Copy out each line that has "from" in it.

-- The data start --

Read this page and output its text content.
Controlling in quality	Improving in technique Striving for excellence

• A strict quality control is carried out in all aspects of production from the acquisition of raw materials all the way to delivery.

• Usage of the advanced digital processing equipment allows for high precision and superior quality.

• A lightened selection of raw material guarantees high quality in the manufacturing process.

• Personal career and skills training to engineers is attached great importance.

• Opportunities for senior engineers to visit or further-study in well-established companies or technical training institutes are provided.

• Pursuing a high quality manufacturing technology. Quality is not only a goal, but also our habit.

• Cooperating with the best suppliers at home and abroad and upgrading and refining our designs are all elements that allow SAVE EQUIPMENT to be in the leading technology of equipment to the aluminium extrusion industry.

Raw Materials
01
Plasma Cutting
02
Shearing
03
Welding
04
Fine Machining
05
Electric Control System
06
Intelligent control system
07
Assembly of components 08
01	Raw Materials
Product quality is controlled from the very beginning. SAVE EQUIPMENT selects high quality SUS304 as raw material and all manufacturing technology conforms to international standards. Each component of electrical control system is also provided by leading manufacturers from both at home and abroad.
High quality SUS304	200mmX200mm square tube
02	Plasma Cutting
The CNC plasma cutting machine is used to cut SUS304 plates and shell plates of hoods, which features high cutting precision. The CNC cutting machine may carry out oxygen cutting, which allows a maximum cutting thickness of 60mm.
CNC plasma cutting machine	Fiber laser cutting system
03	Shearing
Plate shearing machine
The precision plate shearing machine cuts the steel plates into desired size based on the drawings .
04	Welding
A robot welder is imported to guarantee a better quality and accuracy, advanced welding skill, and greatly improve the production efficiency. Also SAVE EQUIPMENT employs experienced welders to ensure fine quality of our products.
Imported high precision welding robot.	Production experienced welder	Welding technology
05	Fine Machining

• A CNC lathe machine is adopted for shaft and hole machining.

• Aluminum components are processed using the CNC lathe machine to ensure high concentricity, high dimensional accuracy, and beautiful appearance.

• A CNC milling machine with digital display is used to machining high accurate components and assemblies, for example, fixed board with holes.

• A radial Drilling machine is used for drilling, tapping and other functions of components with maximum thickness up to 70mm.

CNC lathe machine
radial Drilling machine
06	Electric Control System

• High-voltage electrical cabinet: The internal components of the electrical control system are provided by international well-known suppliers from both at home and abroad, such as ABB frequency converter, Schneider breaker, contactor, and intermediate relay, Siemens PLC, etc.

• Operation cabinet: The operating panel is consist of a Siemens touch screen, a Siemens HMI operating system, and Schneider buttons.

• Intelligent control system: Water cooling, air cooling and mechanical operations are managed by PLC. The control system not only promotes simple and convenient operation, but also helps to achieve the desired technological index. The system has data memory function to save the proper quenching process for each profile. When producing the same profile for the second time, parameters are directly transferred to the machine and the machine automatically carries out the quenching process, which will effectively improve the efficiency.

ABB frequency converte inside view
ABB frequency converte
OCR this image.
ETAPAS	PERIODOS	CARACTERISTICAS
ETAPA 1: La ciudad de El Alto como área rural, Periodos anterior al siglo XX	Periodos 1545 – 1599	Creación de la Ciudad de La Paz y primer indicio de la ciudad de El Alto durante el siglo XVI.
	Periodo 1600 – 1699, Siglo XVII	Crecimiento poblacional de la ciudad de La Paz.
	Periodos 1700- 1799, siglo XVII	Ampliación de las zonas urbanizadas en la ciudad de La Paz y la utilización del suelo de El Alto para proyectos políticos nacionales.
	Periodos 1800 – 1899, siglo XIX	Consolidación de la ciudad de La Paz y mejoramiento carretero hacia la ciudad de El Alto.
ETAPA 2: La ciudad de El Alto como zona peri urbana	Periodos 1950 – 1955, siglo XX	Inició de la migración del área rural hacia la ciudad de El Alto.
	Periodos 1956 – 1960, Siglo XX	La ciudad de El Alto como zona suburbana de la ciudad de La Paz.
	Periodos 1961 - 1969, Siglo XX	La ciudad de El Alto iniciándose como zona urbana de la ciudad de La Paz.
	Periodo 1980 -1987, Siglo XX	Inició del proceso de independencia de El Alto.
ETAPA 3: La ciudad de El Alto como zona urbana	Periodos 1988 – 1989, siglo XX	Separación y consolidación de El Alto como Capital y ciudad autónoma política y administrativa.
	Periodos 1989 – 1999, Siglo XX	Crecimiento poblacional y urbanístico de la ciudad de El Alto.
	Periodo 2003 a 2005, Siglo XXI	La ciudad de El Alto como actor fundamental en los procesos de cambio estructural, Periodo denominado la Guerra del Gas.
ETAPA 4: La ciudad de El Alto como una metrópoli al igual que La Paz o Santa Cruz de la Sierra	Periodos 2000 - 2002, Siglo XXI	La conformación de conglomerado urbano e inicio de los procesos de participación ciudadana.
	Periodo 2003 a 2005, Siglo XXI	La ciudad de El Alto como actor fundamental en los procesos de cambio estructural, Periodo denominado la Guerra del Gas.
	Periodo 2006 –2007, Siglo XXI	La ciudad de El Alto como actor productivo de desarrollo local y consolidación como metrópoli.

-- The data end --
-- The data start --

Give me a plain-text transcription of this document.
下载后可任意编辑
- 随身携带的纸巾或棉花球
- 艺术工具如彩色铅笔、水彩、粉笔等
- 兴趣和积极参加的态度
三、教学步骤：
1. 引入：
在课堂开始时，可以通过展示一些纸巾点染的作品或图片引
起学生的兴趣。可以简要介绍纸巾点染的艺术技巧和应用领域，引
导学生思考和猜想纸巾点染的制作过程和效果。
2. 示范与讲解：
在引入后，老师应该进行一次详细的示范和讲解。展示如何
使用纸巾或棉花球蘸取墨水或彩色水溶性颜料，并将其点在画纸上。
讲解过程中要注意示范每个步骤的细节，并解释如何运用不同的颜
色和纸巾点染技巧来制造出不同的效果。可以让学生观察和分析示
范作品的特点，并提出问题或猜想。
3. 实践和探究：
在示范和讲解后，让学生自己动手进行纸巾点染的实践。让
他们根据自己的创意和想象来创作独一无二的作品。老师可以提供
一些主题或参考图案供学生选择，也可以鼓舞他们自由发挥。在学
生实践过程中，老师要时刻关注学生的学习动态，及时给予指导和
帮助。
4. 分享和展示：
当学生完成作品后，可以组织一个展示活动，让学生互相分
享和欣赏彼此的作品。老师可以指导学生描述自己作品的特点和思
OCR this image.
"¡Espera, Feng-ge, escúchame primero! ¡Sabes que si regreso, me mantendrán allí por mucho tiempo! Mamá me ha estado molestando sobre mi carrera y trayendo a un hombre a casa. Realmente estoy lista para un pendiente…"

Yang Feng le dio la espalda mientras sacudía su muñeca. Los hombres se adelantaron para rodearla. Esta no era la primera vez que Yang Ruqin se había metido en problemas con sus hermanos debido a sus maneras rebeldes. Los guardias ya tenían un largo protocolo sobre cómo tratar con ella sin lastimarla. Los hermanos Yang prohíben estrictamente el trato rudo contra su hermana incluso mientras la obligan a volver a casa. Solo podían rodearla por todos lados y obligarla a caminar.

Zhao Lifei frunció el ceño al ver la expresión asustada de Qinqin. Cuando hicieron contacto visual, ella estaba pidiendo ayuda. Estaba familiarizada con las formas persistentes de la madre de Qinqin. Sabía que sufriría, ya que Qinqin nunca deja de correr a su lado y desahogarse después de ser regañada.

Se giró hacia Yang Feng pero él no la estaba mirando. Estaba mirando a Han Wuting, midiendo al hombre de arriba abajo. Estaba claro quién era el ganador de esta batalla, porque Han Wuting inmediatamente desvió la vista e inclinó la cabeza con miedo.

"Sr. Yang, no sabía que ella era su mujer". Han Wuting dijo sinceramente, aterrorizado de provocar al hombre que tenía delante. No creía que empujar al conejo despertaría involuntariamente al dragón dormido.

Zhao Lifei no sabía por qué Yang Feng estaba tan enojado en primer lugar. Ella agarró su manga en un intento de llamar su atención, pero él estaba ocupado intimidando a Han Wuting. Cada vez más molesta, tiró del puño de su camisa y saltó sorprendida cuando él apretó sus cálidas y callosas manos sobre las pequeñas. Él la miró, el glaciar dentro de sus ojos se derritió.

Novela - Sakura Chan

-- The data end --

Written response —
• A strict quality control is carried out in all aspects of production from the acquisition of raw materials all the way to delivery.
Product quality is controlled from the very beginning. SAVE EQUIPMENT selects high quality SUS304 as raw material and all manufacturing technology conforms to international standards. Each component of electrical control system is also provided by leading manufacturers from both at home and abroad.
• High-voltage electrical cabinet: The internal components of the electrical control system are provided by international well-known suppliers from both at home and abroad, such as ABB frequency converter, Schneider breaker, contactor, and intermediate relay, Siemens PLC, etc.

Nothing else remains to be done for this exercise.